**PROVIDED RECORDS:**
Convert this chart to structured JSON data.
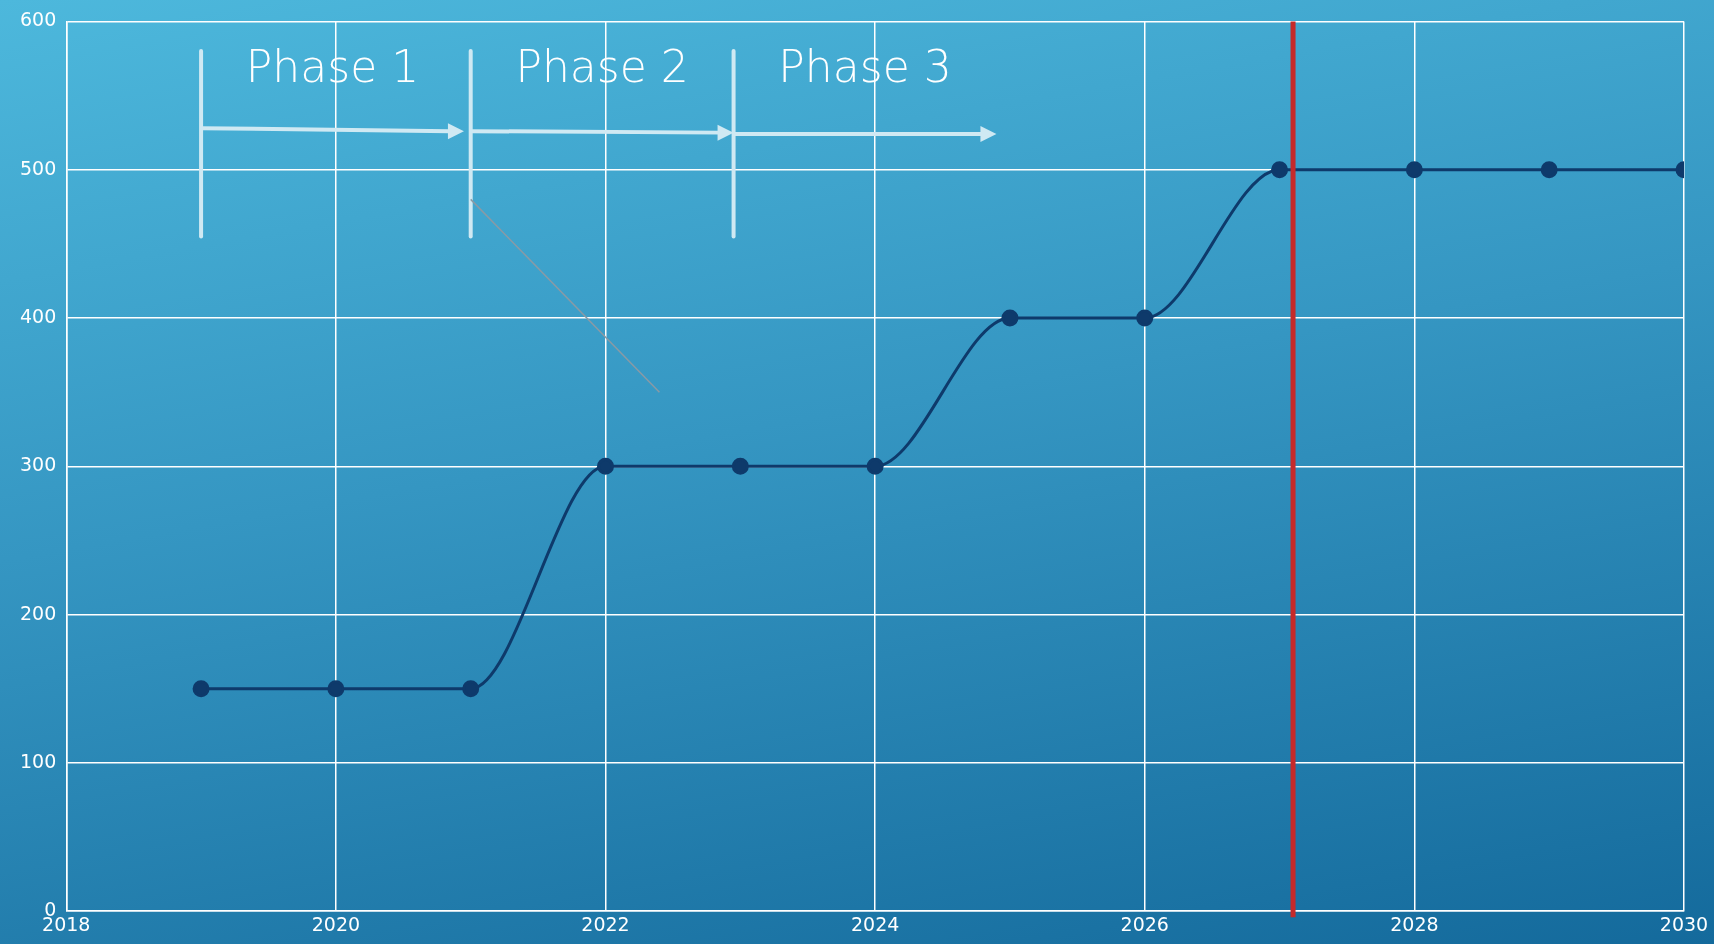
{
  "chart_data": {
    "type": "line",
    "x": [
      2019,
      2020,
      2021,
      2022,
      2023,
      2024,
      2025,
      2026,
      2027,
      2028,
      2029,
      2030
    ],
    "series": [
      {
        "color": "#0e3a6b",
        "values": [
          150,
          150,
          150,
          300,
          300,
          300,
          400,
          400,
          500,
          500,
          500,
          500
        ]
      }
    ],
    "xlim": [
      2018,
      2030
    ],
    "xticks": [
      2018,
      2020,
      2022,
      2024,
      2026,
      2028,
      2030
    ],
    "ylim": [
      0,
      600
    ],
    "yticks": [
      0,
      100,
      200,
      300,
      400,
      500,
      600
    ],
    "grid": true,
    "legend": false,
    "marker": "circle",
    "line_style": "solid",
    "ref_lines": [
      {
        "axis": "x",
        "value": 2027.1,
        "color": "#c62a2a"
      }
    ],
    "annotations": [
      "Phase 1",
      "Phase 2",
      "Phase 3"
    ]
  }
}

--

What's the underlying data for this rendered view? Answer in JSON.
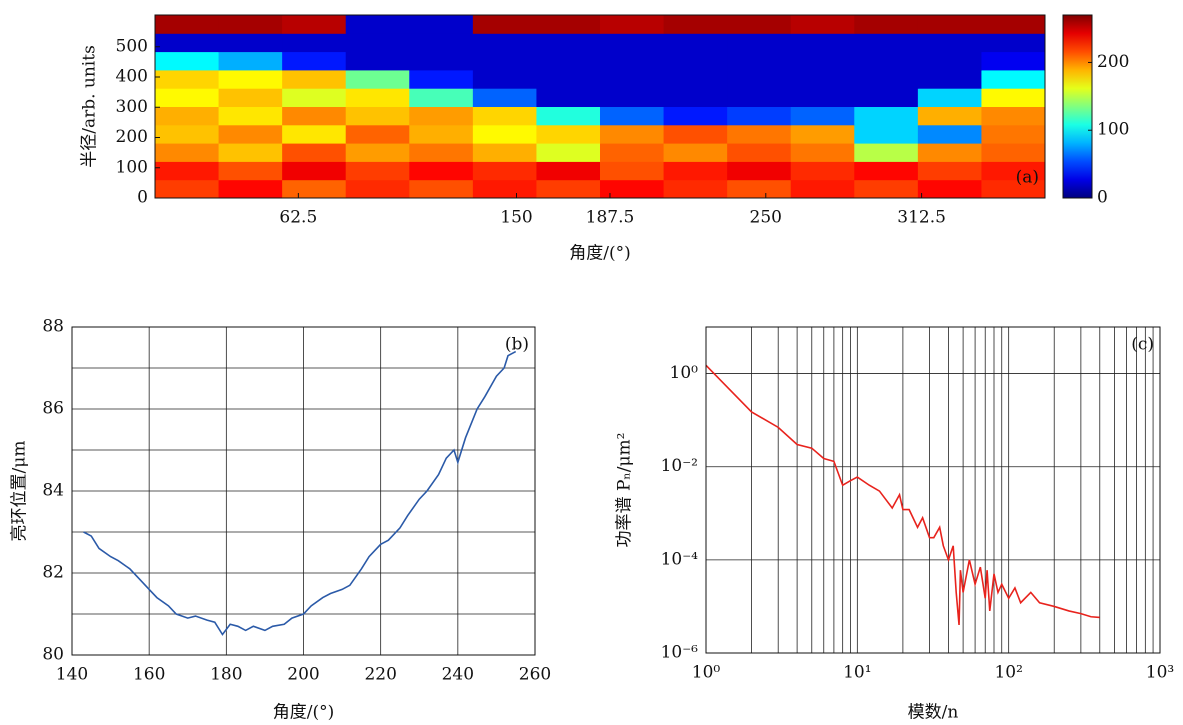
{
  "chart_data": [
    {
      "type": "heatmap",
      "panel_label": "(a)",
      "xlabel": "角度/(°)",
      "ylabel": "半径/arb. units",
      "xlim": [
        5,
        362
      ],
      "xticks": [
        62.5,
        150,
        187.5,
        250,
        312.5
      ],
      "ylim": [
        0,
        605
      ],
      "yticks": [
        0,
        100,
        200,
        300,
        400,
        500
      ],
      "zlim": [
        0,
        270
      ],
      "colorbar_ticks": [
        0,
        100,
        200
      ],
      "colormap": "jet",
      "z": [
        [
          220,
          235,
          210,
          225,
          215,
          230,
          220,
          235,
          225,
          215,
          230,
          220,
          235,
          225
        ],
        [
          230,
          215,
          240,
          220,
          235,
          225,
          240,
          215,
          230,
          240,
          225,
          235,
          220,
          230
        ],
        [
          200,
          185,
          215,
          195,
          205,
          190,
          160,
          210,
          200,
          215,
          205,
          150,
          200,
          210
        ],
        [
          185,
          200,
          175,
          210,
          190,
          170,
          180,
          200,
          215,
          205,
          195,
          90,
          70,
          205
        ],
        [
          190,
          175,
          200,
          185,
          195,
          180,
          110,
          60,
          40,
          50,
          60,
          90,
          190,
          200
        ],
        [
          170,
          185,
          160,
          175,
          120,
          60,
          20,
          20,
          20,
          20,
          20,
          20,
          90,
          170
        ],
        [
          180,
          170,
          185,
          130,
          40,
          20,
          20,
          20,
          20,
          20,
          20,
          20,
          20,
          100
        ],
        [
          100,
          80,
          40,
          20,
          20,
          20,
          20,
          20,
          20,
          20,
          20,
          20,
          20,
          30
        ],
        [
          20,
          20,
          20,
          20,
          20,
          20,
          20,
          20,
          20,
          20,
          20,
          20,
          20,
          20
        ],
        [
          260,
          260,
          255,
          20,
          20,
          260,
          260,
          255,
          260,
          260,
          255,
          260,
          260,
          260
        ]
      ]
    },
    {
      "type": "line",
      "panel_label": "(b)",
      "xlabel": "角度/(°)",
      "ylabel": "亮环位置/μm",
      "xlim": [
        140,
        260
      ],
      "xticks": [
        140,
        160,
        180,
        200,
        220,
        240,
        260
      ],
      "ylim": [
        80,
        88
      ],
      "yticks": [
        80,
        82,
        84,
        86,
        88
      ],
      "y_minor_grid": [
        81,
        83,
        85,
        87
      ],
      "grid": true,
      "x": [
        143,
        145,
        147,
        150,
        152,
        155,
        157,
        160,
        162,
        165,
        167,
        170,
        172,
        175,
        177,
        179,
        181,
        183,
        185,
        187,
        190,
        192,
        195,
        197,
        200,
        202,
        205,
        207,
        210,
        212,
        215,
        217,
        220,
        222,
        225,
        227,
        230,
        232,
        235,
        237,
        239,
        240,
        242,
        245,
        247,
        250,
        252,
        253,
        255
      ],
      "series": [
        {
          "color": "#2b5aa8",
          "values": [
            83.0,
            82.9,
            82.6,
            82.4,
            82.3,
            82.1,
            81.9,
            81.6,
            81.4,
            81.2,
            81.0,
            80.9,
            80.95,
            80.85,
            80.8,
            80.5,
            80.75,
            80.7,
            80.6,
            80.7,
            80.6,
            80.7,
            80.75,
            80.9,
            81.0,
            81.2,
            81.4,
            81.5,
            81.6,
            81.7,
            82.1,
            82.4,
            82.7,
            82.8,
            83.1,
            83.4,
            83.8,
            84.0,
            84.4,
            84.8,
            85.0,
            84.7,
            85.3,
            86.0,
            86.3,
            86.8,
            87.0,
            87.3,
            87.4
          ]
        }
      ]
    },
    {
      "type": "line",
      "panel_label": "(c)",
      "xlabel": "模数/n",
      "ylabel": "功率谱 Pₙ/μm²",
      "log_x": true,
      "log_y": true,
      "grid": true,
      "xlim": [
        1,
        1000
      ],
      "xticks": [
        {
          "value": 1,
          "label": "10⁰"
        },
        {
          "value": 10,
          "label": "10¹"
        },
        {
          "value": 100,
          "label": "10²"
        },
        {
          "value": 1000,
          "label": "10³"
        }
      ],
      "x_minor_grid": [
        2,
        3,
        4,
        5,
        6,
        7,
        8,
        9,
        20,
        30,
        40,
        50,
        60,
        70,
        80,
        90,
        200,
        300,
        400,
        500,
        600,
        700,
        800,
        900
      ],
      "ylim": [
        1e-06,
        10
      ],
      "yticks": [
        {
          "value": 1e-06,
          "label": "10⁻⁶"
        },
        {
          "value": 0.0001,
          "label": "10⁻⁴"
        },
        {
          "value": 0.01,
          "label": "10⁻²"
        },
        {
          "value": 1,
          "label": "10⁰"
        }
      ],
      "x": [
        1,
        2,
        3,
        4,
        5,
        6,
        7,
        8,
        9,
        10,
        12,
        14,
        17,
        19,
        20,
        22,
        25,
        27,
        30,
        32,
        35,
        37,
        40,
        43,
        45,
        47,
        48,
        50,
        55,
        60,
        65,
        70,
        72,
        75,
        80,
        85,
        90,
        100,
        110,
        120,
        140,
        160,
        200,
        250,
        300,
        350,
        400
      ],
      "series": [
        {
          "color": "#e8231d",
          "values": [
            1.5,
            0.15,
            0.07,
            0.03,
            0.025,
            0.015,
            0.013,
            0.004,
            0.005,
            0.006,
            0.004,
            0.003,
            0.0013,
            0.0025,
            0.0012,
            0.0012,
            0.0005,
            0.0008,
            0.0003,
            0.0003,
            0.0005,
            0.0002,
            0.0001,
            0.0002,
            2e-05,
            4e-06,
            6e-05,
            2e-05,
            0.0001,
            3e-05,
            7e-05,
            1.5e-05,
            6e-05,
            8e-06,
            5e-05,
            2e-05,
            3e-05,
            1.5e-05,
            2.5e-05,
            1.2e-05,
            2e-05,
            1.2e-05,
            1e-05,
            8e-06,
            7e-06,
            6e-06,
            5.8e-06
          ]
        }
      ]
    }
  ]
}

---

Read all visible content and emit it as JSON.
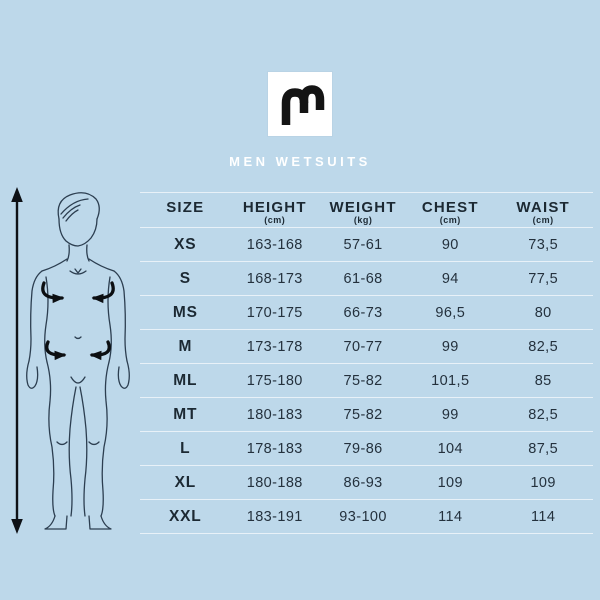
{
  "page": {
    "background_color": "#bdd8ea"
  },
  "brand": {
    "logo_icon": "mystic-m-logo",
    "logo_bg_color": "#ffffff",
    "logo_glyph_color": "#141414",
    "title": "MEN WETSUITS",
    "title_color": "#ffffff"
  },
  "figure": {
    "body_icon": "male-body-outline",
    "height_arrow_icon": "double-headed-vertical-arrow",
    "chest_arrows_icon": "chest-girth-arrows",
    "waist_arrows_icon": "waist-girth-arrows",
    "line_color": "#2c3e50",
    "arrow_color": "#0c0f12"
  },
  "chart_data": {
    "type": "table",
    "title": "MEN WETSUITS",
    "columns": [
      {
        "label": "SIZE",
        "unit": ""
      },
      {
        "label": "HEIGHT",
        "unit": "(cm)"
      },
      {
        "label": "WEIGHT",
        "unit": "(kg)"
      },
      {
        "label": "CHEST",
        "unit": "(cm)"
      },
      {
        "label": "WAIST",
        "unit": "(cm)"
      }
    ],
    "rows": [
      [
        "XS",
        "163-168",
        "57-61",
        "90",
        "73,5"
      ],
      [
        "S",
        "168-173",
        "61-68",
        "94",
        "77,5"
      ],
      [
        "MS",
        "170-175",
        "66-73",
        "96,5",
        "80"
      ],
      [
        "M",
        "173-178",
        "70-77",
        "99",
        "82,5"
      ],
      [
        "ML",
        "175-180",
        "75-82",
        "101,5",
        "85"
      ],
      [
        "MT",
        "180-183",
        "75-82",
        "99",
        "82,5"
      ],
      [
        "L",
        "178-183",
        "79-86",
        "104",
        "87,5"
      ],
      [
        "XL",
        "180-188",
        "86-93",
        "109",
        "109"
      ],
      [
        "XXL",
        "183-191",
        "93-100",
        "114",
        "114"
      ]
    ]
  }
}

**DO THIS:** Go through the records. Copy each line where "JSON" appears.

**FINISHED EXERCISE:**
Convert this chart to structured JSON data.
What's the underlying data for this rendered view? Answer in JSON.
Read all visible content and emit it as JSON.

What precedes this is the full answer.